== Do this ==
Begin with the line holding "Decode this image" and write out each following line to the end of the data, exactly. Pictures are left out.

== Stored items from a collection ==
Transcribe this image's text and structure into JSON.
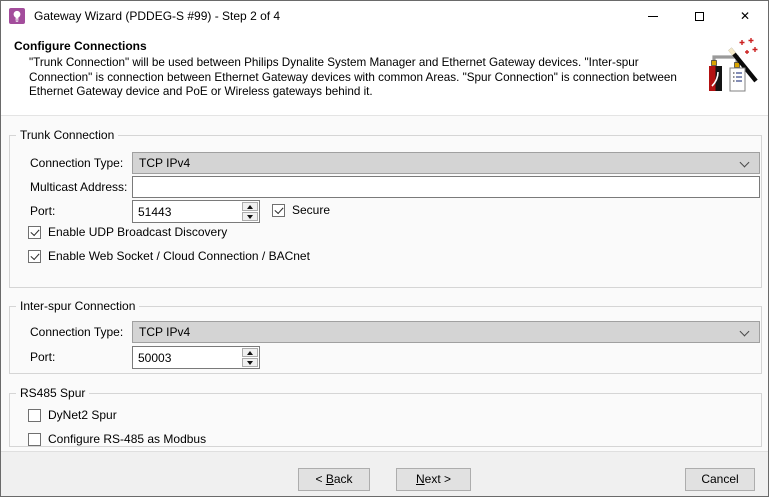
{
  "window": {
    "title": "Gateway Wizard (PDDEG-S #99) - Step 2 of 4",
    "close_glyph": "✕"
  },
  "icons": {
    "app": "lightbulb-icon",
    "minimize": "minimize-icon",
    "maximize": "maximize-icon",
    "close": "close-icon",
    "combo_chevron": "chevron-down-icon",
    "spinner_up": "triangle-up-icon",
    "spinner_down": "triangle-down-icon",
    "wizard_art": "magic-wand-devices-icon"
  },
  "header": {
    "title": "Configure Connections",
    "description": "\"Trunk Connection\" will be used between Philips Dynalite System Manager and Ethernet Gateway devices. \"Inter-spur Connection\" is connection between Ethernet Gateway devices with common Areas. \"Spur Connection\" is connection between Ethernet Gateway device and PoE or Wireless gateways behind it."
  },
  "trunk": {
    "legend": "Trunk Connection",
    "connection_type_label": "Connection Type:",
    "connection_type_value": "TCP IPv4",
    "multicast_label": "Multicast Address:",
    "multicast_value": "",
    "port_label": "Port:",
    "port_value": "51443",
    "secure": {
      "label": "Secure",
      "checked": true
    },
    "checkboxes": [
      {
        "label": "Enable UDP Broadcast Discovery",
        "checked": true
      },
      {
        "label": "Enable Web Socket / Cloud Connection / BACnet",
        "checked": true
      }
    ]
  },
  "interspur": {
    "legend": "Inter-spur Connection",
    "connection_type_label": "Connection Type:",
    "connection_type_value": "TCP IPv4",
    "port_label": "Port:",
    "port_value": "50003"
  },
  "rs485": {
    "legend": "RS485 Spur",
    "checkboxes": [
      {
        "label": "DyNet2 Spur",
        "checked": false
      },
      {
        "label": "Configure RS-485 as Modbus",
        "checked": false
      }
    ]
  },
  "footer": {
    "back": {
      "pre": "< ",
      "mnemonic": "B",
      "rest": "ack"
    },
    "next": {
      "pre": "",
      "mnemonic": "N",
      "rest": "ext >"
    },
    "cancel": {
      "label": "Cancel"
    }
  },
  "colors": {
    "accent": "#A34D9C",
    "window_border": "#6A6A6A",
    "footer_bg": "#F0F0F0",
    "combo_bg": "#D4D4D4",
    "button_bg": "#E1E1E1",
    "button_border": "#ADADAD"
  }
}
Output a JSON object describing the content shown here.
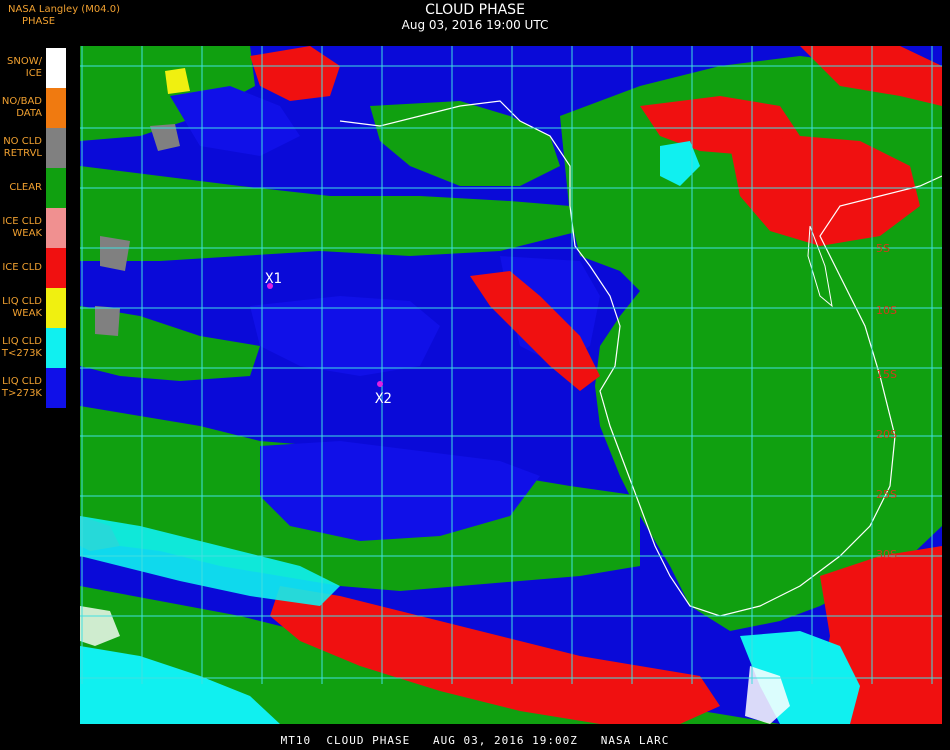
{
  "header": {
    "source": "NASA Langley (M04.0)",
    "legend_title": "PHASE",
    "title": "CLOUD PHASE",
    "datetime": "Aug 03, 2016 19:00 UTC"
  },
  "legend": [
    {
      "label": "SNOW/\nICE",
      "color": "#ffffff"
    },
    {
      "label": "NO/BAD\nDATA",
      "color": "#f07a10"
    },
    {
      "label": "NO CLD\nRETRVL",
      "color": "#808080"
    },
    {
      "label": "CLEAR",
      "color": "#10a010"
    },
    {
      "label": "ICE CLD\nWEAK",
      "color": "#f09090"
    },
    {
      "label": "ICE CLD",
      "color": "#f01010"
    },
    {
      "label": "LIQ CLD\nWEAK",
      "color": "#f0f010"
    },
    {
      "label": "LIQ CLD\nT<273K",
      "color": "#10f0f0"
    },
    {
      "label": "LIQ CLD\nT>273K",
      "color": "#1010e8"
    }
  ],
  "markers": [
    {
      "label": "X1",
      "color": "#e020e0"
    },
    {
      "label": "X2",
      "color": "#e020e0"
    }
  ],
  "lat_labels": [
    "5S",
    "10S",
    "15S",
    "20S",
    "25S",
    "30S"
  ],
  "footer": "MT10  CLOUD PHASE   AUG 03, 2016 19:00Z   NASA LARC",
  "colors": {
    "liquid_warm": "#1010e8",
    "clear": "#10a010",
    "ice": "#f01010",
    "liquid_cold": "#10f0f0",
    "grid": "#40e0e0",
    "coast": "#ffffff"
  }
}
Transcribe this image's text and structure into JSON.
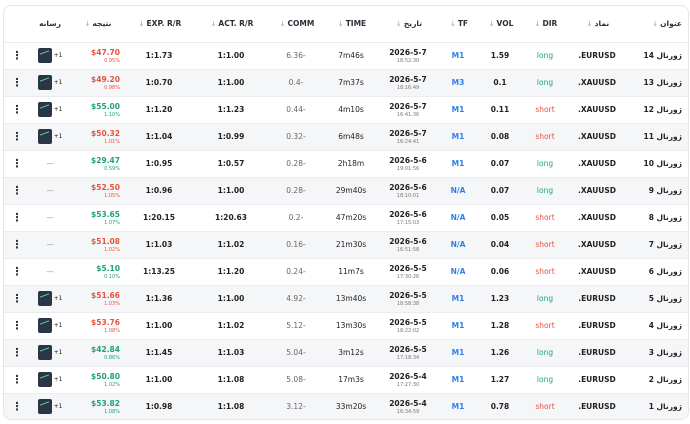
{
  "headers": {
    "title": "عنوان",
    "symbol": "نماد",
    "dir": "DIR",
    "vol": "VOL",
    "tf": "TF",
    "date": "تاریخ",
    "time": "TIME",
    "comm": "COMM",
    "act_rr": "ACT. R/R",
    "exp_rr": "EXP. R/R",
    "result": "نتیجه",
    "media": "رسانه"
  },
  "rows": [
    {
      "title": "ژورنال 14",
      "symbol": "EURUSD.",
      "dir": "long",
      "vol": "1.59",
      "tf": "M1",
      "date": "2026-5-7",
      "clock": "18:52:30",
      "time": "7m46s",
      "comm": "-6.36",
      "act_rr": "1:1.00",
      "exp_rr": "1:1.73",
      "result": "$47.70",
      "pct": "0.95%",
      "sign": "neg",
      "media": "thumb",
      "media_count": "1+"
    },
    {
      "title": "ژورنال 13",
      "symbol": "XAUUSD.",
      "dir": "long",
      "vol": "0.1",
      "tf": "M3",
      "date": "2026-5-7",
      "clock": "18:16:49",
      "time": "7m37s",
      "comm": "-0.4",
      "act_rr": "1:1.00",
      "exp_rr": "1:0.70",
      "result": "$49.20",
      "pct": "0.98%",
      "sign": "neg",
      "media": "thumb",
      "media_count": "1+"
    },
    {
      "title": "ژورنال 12",
      "symbol": "XAUUSD.",
      "dir": "short",
      "vol": "0.11",
      "tf": "M1",
      "date": "2026-5-7",
      "clock": "16:41:36",
      "time": "4m10s",
      "comm": "-0.44",
      "act_rr": "1:1.23",
      "exp_rr": "1:1.20",
      "result": "$55.00",
      "pct": "1.10%",
      "sign": "pos",
      "media": "thumb",
      "media_count": "1+"
    },
    {
      "title": "ژورنال 11",
      "symbol": "XAUUSD.",
      "dir": "short",
      "vol": "0.08",
      "tf": "M1",
      "date": "2026-5-7",
      "clock": "16:24:41",
      "time": "6m48s",
      "comm": "-0.32",
      "act_rr": "1:0.99",
      "exp_rr": "1:1.04",
      "result": "$50.32",
      "pct": "1.01%",
      "sign": "neg",
      "media": "thumb",
      "media_count": "1+"
    },
    {
      "title": "ژورنال 10",
      "symbol": "XAUUSD.",
      "dir": "long",
      "vol": "0.07",
      "tf": "M1",
      "date": "2026-5-6",
      "clock": "19:01:56",
      "time": "2h18m",
      "comm": "-0.28",
      "act_rr": "1:0.57",
      "exp_rr": "1:0.95",
      "result": "$29.47",
      "pct": "0.59%",
      "sign": "pos",
      "media": "dash",
      "media_count": ""
    },
    {
      "title": "ژورنال 9",
      "symbol": "XAUUSD.",
      "dir": "long",
      "vol": "0.07",
      "tf": "N/A",
      "date": "2026-5-6",
      "clock": "18:10:01",
      "time": "29m40s",
      "comm": "-0.28",
      "act_rr": "1:1.00",
      "exp_rr": "1:0.96",
      "result": "$52.50",
      "pct": "1.05%",
      "sign": "neg",
      "media": "dash",
      "media_count": ""
    },
    {
      "title": "ژورنال 8",
      "symbol": "XAUUSD.",
      "dir": "short",
      "vol": "0.05",
      "tf": "N/A",
      "date": "2026-5-6",
      "clock": "17:15:03",
      "time": "47m20s",
      "comm": "-0.2",
      "act_rr": "1:20.63",
      "exp_rr": "1:20.15",
      "result": "$53.65",
      "pct": "1.07%",
      "sign": "pos",
      "media": "dash",
      "media_count": ""
    },
    {
      "title": "ژورنال 7",
      "symbol": "XAUUSD.",
      "dir": "short",
      "vol": "0.04",
      "tf": "N/A",
      "date": "2026-5-6",
      "clock": "16:51:58",
      "time": "21m30s",
      "comm": "-0.16",
      "act_rr": "1:1.02",
      "exp_rr": "1:1.03",
      "result": "$51.08",
      "pct": "1.02%",
      "sign": "neg",
      "media": "dash",
      "media_count": ""
    },
    {
      "title": "ژورنال 6",
      "symbol": "XAUUSD.",
      "dir": "short",
      "vol": "0.06",
      "tf": "N/A",
      "date": "2026-5-5",
      "clock": "17:30:26",
      "time": "11m7s",
      "comm": "-0.24",
      "act_rr": "1:1.20",
      "exp_rr": "1:13.25",
      "result": "$5.10",
      "pct": "0.10%",
      "sign": "pos",
      "media": "dash",
      "media_count": ""
    },
    {
      "title": "ژورنال 5",
      "symbol": "EURUSD.",
      "dir": "long",
      "vol": "1.23",
      "tf": "M1",
      "date": "2026-5-5",
      "clock": "18:58:38",
      "time": "13m40s",
      "comm": "-4.92",
      "act_rr": "1:1.00",
      "exp_rr": "1:1.36",
      "result": "$51.66",
      "pct": "1.03%",
      "sign": "neg",
      "media": "thumb",
      "media_count": "1+"
    },
    {
      "title": "ژورنال 4",
      "symbol": "EURUSD.",
      "dir": "short",
      "vol": "1.28",
      "tf": "M1",
      "date": "2026-5-5",
      "clock": "18:22:02",
      "time": "13m30s",
      "comm": "-5.12",
      "act_rr": "1:1.02",
      "exp_rr": "1:1.00",
      "result": "$53.76",
      "pct": "1.08%",
      "sign": "neg",
      "media": "thumb",
      "media_count": "1+"
    },
    {
      "title": "ژورنال 3",
      "symbol": "EURUSD.",
      "dir": "long",
      "vol": "1.26",
      "tf": "M1",
      "date": "2026-5-5",
      "clock": "17:18:34",
      "time": "3m12s",
      "comm": "-5.04",
      "act_rr": "1:1.03",
      "exp_rr": "1:1.45",
      "result": "$42.84",
      "pct": "0.86%",
      "sign": "pos",
      "media": "thumb",
      "media_count": "1+"
    },
    {
      "title": "ژورنال 2",
      "symbol": "EURUSD.",
      "dir": "long",
      "vol": "1.27",
      "tf": "M1",
      "date": "2026-5-4",
      "clock": "17:27:30",
      "time": "17m3s",
      "comm": "-5.08",
      "act_rr": "1:1.08",
      "exp_rr": "1:1.00",
      "result": "$50.80",
      "pct": "1.02%",
      "sign": "pos",
      "media": "thumb",
      "media_count": "1+"
    },
    {
      "title": "ژورنال 1",
      "symbol": "EURUSD.",
      "dir": "short",
      "vol": "0.78",
      "tf": "M1",
      "date": "2026-5-4",
      "clock": "16:34:59",
      "time": "33m20s",
      "comm": "-3.12",
      "act_rr": "1:1.08",
      "exp_rr": "1:0.98",
      "result": "$53.82",
      "pct": "1.08%",
      "sign": "pos",
      "media": "thumb",
      "media_count": "1+"
    }
  ]
}
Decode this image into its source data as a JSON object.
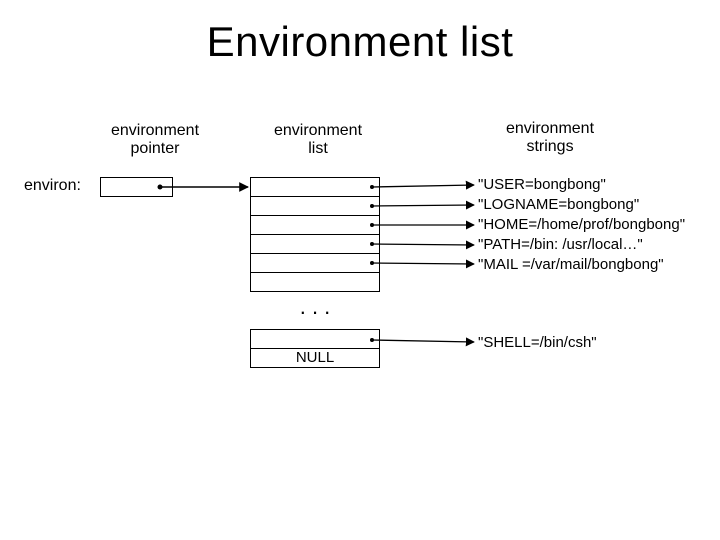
{
  "title": "Environment list",
  "headers": {
    "pointer": "environment\npointer",
    "list": "environment\nlist",
    "strings": "environment\nstrings"
  },
  "environ_label": "environ:",
  "dots": ". . .",
  "null_label": "NULL",
  "strings": {
    "s0": "\"USER=bongbong\"",
    "s1": "\"LOGNAME=bongbong\"",
    "s2": "\"HOME=/home/prof/bongbong\"",
    "s3": "\"PATH=/bin: /usr/local…\"",
    "s4": "\"MAIL =/var/mail/bongbong\"",
    "last": "\"SHELL=/bin/csh\""
  }
}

== Written answer ==
Decode this image into its source data as a JSON object.
{
  "title": "Environment list",
  "headers": {
    "pointer": "environment\npointer",
    "list": "environment\nlist",
    "strings": "environment\nstrings"
  },
  "environ_label": "environ:",
  "dots": ". . .",
  "null_label": "NULL",
  "strings": {
    "s0": "\"USER=bongbong\"",
    "s1": "\"LOGNAME=bongbong\"",
    "s2": "\"HOME=/home/prof/bongbong\"",
    "s3": "\"PATH=/bin: /usr/local…\"",
    "s4": "\"MAIL =/var/mail/bongbong\"",
    "last": "\"SHELL=/bin/csh\""
  }
}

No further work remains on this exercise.